(TEXT FOR ANALYSIS)
+++

DEVICE = “/dev/cscsi/0” SCSIID 0
DEVICE = “/dev/cscsi/01” SCSIID 0,1

becomes

;DEVICE = “/dev/cscsi/0” SCSIID 0
;DEVICE = “/dev/cscsi/01” SCSIID 0,1

Notice that there are two entries for each SCSI ID. The second entry is for a device on LUN 1 for that SCSI ID. This entry will be used by a tape changer. (ARCserve does NOT support tape drives on any but LUN 0.) It should not be necessary to comment out the LUN entry on the SCSI ID for
the tape device, but it will not hurt to comment out the LUN entry.

5. Save the file and then exit the file.

6. # astop <– This will stop ARCserve

7. # astart <– This will restart ARCserve

3.  Verify correct kernel configuration for cheyenne driver.

OPENSERVER ONLY – This section applies to SCO OpenServer 5.0.x products only and will not work on UnixWare systems.   See section below for Unixware.

The “chey/space.c”
file must be checked to ensure that the correct entries were stored at the time of configuration.

1. # cd /etc/conf/pack.d/chey

2. # cp space.c space.c.orig

3. # vi space.c

4. Search for the string “#include”. The first line to check is the first entry after the #INCLUDE lines. This line begins with “extern int” and contains
the adapter model. Make sure that the correct SCSI adapter is entered here.

+++

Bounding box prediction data
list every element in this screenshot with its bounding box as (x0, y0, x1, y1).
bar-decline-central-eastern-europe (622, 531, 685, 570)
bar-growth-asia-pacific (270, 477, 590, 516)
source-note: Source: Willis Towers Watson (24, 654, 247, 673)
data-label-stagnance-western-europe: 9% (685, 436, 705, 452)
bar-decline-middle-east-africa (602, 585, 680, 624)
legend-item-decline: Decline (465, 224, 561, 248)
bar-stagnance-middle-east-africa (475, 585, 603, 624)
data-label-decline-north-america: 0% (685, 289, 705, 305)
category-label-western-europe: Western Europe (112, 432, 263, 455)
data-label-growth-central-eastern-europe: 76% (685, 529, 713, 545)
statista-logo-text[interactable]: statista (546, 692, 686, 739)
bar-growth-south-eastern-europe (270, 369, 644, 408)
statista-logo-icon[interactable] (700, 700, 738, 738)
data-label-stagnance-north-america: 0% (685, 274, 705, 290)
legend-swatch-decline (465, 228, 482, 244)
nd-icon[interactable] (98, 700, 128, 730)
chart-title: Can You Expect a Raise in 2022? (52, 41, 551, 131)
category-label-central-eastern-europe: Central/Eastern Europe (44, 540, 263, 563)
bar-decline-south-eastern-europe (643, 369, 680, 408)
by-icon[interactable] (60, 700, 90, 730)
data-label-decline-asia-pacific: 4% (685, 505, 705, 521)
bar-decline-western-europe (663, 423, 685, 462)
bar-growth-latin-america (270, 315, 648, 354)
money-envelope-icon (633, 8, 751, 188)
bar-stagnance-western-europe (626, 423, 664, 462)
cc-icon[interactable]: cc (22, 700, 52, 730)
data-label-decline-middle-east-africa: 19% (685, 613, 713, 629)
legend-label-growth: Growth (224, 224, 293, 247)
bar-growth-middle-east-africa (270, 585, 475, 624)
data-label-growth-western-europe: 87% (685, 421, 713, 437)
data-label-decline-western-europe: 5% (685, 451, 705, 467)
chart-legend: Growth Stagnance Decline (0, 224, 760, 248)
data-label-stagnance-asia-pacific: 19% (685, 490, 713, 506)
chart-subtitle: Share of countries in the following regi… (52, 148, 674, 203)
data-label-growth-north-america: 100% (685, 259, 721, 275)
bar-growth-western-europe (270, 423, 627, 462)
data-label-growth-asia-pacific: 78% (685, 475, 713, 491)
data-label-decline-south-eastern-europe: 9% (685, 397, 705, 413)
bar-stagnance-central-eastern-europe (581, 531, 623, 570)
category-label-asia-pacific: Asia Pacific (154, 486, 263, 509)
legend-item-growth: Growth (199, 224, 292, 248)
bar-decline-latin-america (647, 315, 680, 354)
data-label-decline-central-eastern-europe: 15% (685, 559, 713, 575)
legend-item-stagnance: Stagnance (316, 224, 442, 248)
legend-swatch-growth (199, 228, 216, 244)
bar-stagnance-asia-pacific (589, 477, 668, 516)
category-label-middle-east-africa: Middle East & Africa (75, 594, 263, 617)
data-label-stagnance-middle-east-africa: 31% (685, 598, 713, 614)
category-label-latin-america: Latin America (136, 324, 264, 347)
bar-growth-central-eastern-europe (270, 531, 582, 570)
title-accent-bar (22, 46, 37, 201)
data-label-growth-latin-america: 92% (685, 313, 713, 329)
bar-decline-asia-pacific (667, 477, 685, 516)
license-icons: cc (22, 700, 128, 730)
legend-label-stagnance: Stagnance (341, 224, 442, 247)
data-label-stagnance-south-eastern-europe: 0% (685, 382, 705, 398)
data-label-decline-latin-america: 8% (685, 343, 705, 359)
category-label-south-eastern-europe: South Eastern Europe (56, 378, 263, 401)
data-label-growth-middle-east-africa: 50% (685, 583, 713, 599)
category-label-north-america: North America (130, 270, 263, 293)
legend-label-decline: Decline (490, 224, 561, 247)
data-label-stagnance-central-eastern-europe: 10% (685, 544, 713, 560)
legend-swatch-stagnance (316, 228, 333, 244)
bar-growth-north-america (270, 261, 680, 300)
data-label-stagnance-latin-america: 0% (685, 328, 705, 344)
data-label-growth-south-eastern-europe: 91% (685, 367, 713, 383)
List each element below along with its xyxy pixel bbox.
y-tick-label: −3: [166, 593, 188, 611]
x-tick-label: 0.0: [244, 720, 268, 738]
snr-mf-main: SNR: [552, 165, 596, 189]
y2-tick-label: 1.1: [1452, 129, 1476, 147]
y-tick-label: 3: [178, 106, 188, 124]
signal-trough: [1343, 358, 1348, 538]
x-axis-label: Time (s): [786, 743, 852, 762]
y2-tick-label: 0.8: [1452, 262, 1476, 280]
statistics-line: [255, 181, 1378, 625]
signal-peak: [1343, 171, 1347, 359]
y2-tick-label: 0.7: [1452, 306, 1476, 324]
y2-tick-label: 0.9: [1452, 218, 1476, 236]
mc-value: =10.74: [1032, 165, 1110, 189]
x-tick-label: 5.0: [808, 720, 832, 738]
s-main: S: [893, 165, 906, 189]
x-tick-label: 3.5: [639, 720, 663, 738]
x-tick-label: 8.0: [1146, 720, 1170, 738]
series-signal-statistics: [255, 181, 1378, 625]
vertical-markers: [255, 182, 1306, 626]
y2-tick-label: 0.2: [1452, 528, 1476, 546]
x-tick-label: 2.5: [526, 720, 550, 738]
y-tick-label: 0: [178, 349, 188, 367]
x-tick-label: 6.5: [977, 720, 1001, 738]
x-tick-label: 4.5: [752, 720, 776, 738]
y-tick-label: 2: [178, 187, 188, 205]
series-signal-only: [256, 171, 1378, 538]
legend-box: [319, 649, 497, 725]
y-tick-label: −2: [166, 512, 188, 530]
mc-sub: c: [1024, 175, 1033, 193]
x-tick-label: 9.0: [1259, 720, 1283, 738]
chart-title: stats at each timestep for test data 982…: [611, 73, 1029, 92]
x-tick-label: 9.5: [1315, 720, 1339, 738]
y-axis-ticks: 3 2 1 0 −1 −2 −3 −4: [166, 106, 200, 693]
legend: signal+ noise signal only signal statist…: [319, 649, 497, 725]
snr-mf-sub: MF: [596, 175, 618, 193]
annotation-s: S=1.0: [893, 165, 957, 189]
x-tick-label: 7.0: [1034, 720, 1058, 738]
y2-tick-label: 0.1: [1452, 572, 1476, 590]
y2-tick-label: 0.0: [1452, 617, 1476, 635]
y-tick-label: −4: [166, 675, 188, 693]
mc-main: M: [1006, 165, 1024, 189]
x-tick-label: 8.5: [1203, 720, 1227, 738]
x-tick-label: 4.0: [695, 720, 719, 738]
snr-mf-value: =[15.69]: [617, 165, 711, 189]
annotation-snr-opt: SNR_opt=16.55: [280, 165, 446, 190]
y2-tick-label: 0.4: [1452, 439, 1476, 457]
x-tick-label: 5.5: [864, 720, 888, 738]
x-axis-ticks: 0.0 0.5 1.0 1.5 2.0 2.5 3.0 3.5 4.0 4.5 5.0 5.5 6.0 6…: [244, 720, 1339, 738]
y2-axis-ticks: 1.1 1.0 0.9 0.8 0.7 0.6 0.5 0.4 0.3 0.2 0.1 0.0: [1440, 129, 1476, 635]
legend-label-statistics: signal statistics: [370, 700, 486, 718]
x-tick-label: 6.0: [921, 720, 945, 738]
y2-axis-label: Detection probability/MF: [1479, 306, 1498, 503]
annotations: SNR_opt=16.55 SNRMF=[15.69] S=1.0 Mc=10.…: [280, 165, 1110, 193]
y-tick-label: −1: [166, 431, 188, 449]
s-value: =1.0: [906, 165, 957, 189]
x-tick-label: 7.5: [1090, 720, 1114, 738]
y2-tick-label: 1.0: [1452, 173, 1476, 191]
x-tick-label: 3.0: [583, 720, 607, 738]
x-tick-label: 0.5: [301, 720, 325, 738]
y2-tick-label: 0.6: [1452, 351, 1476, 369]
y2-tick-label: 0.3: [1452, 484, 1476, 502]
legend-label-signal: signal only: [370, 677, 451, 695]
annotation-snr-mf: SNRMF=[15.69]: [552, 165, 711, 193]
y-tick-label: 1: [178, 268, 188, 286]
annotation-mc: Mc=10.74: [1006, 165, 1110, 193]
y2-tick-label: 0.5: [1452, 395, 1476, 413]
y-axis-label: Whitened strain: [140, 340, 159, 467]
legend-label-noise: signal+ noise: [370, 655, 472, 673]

+++

(REQUIRED WORK)
[1] In the ARCserve setup text, do these statements agree with the text? Answer each with yes or no and quote the deciding words. (a) ARCserve supports tape drives on LUN 1. (b) The second entry for each SCSI ID is for a device on LUN 1. (c) The kernel configuration check for the cheyenne driver applies to UnixWare systems.
[2] Reproduce word for word the part of the ARCserve setup text that begins at the words "7. # astart" and ends after "section below for Unixware.".

(ANSWERS FOR EACH ITEM)
[1]
(a) No: "ARCserve does NOT support tape drives on any but LUN 0."
(b) Yes: "The second entry is for a device on LUN 1 for that SCSI ID."
(c) No: "This section applies to SCO OpenServer 5.0.x products only and will not work on UnixWare systems."

[2]
7. # astart <– This will restart ARCserve

3.  Verify correct kernel configuration for cheyenne driver.

OPENSERVER ONLY – This section applies to SCO OpenServer 5.0.x products only and will not work on UnixWare systems.   See section below for Unixware.